*Data shown*.
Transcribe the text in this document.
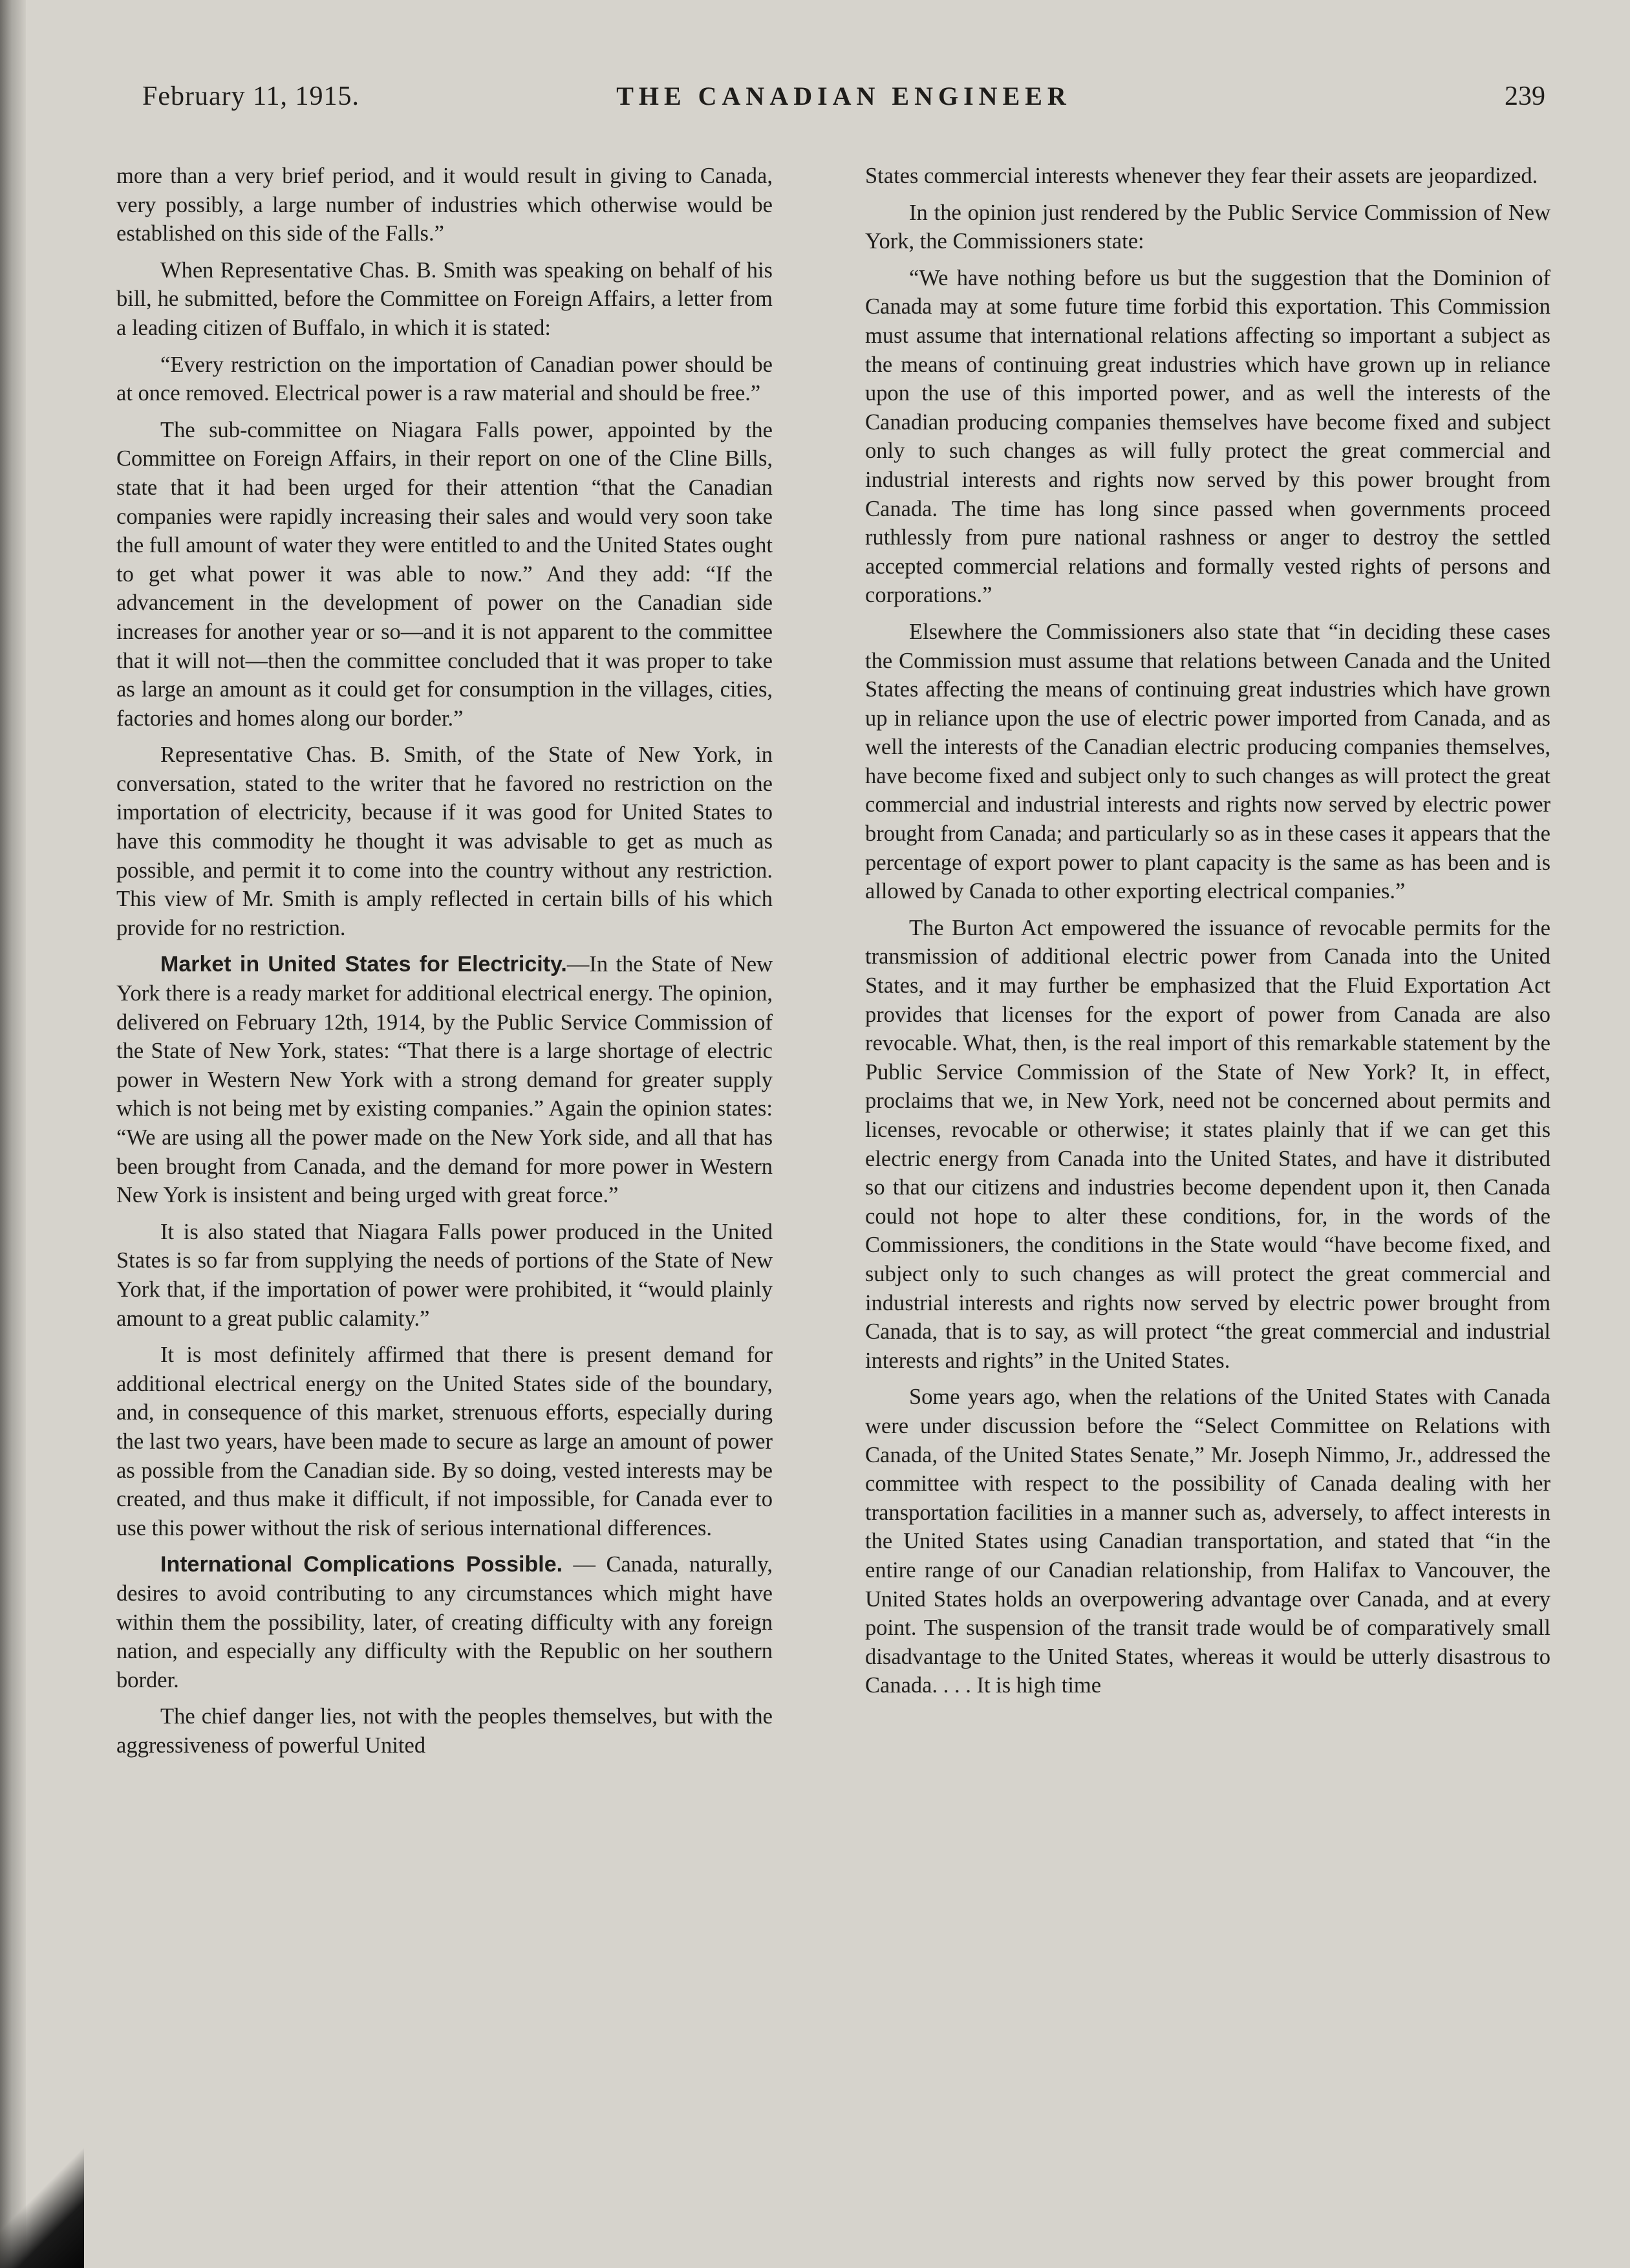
February 11, 1915.	THE CANADIAN ENGINEER	239

more than a very brief period, and it would result in giving to Canada, very possibly, a large number of industries which otherwise would be established on this side of the Falls.”

When Representative Chas. B. Smith was speaking on behalf of his bill, he submitted, before the Committee on Foreign Affairs, a letter from a leading citizen of Buffalo, in which it is stated:

“Every restriction on the importation of Canadian power should be at once removed. Electrical power is a raw material and should be free.”

The sub-committee on Niagara Falls power, appointed by the Committee on Foreign Affairs, in their report on one of the Cline Bills, state that it had been urged for their attention “that the Canadian companies were rapidly increasing their sales and would very soon take the full amount of water they were entitled to and the United States ought to get what power it was able to now.” And they add: “If the advancement in the development of power on the Canadian side increases for another year or so—and it is not apparent to the committee that it will not—then the committee concluded that it was proper to take as large an amount as it could get for consumption in the villages, cities, factories and homes along our border.”

Representative Chas. B. Smith, of the State of New York, in conversation, stated to the writer that he favored no restriction on the importation of electricity, because if it was good for United States to have this commodity he thought it was advisable to get as much as possible, and permit it to come into the country without any restriction. This view of Mr. Smith is amply reflected in certain bills of his which provide for no restriction.

Market in United States for Electricity.—In the State of New York there is a ready market for additional electrical energy. The opinion, delivered on February 12th, 1914, by the Public Service Commission of the State of New York, states: “That there is a large shortage of electric power in Western New York with a strong demand for greater supply which is not being met by existing companies.” Again the opinion states: “We are using all the power made on the New York side, and all that has been brought from Canada, and the demand for more power in Western New York is insistent and being urged with great force.”

It is also stated that Niagara Falls power produced in the United States is so far from supplying the needs of portions of the State of New York that, if the importation of power were prohibited, it “would plainly amount to a great public calamity.”

It is most definitely affirmed that there is present demand for additional electrical energy on the United States side of the boundary, and, in consequence of this market, strenuous efforts, especially during the last two years, have been made to secure as large an amount of power as possible from the Canadian side. By so doing, vested interests may be created, and thus make it difficult, if not impossible, for Canada ever to use this power without the risk of serious international differences.

International Complications Possible. — Canada, naturally, desires to avoid contributing to any circumstances which might have within them the possibility, later, of creating difficulty with any foreign nation, and especially any difficulty with the Republic on her southern border.

The chief danger lies, not with the peoples themselves, but with the aggressiveness of powerful United

States commercial interests whenever they fear their assets are jeopardized.

In the opinion just rendered by the Public Service Commission of New York, the Commissioners state:

“We have nothing before us but the suggestion that the Dominion of Canada may at some future time forbid this exportation. This Commission must assume that international relations affecting so important a subject as the means of continuing great industries which have grown up in reliance upon the use of this imported power, and as well the interests of the Canadian producing companies themselves have become fixed and subject only to such changes as will fully protect the great commercial and industrial interests and rights now served by this power brought from Canada. The time has long since passed when governments proceed ruthlessly from pure national rashness or anger to destroy the settled accepted commercial relations and formally vested rights of persons and corporations.”

Elsewhere the Commissioners also state that “in deciding these cases the Commission must assume that relations between Canada and the United States affecting the means of continuing great industries which have grown up in reliance upon the use of electric power imported from Canada, and as well the interests of the Canadian electric producing companies themselves, have become fixed and subject only to such changes as will protect the great commercial and industrial interests and rights now served by electric power brought from Canada; and particularly so as in these cases it appears that the percentage of export power to plant capacity is the same as has been and is allowed by Canada to other exporting electrical companies.”

The Burton Act empowered the issuance of revocable permits for the transmission of additional electric power from Canada into the United States, and it may further be emphasized that the Fluid Exportation Act provides that licenses for the export of power from Canada are also revocable. What, then, is the real import of this remarkable statement by the Public Service Commission of the State of New York? It, in effect, proclaims that we, in New York, need not be concerned about permits and licenses, revocable or otherwise; it states plainly that if we can get this electric energy from Canada into the United States, and have it distributed so that our citizens and industries become dependent upon it, then Canada could not hope to alter these conditions, for, in the words of the Commissioners, the conditions in the State would “have become fixed, and subject only to such changes as will protect the great commercial and industrial interests and rights now served by electric power brought from Canada, that is to say, as will protect “the great commercial and industrial interests and rights” in the United States.

Some years ago, when the relations of the United States with Canada were under discussion before the “Select Committee on Relations with Canada, of the United States Senate,” Mr. Joseph Nimmo, Jr., addressed the committee with respect to the possibility of Canada dealing with her transportation facilities in a manner such as, adversely, to affect interests in the United States using Canadian transportation, and stated that “in the entire range of our Canadian relationship, from Halifax to Vancouver, the United States holds an overpowering advantage over Canada, and at every point. The suspension of the transit trade would be of comparatively small disadvantage to the United States, whereas it would be utterly disastrous to Canada. . . . It is high time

*Exercise instructions*.
From the entries above, return each line with the word "vested" in it.

*Task answer*.
It is most definitely affirmed that there is present demand for additional electrical energy on the United States side of the boundary, and, in consequence of this market, strenuous efforts, especially during the last two years, have been made to secure as large an amount of power as possible from the Canadian side. By so doing, vested interests may be created, and thus make it difficult, if not impossible, for Canada ever to use this power without the risk of serious international differences.
“We have nothing before us but the suggestion that the Dominion of Canada may at some future time forbid this exportation. This Commission must assume that international relations affecting so important a subject as the means of continuing great industries which have grown up in reliance upon the use of this imported power, and as well the interests of the Canadian producing companies themselves have become fixed and subject only to such changes as will fully protect the great commercial and industrial interests and rights now served by this power brought from Canada. The time has long since passed when governments proceed ruthlessly from pure national rashness or anger to destroy the settled accepted commercial relations and formally vested rights of persons and corporations.”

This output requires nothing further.